**Written problem:** Lift out all lines below that contain "Test".

-- Begin --

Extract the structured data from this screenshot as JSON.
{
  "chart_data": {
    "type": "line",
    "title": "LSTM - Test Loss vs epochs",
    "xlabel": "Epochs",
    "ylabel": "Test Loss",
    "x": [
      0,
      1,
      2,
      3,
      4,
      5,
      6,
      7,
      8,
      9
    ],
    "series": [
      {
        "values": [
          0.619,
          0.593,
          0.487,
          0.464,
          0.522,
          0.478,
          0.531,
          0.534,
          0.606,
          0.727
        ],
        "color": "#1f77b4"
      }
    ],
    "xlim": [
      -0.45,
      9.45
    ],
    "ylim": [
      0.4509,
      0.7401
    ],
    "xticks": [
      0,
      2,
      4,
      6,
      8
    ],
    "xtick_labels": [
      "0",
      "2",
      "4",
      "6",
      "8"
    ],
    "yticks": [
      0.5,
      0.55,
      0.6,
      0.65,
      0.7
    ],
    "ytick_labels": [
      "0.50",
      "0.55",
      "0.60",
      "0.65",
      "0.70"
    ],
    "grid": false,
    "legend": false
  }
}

-- End --

**The response:**
    "title": "LSTM - Test Loss vs epochs",
    "ylabel": "Test Loss",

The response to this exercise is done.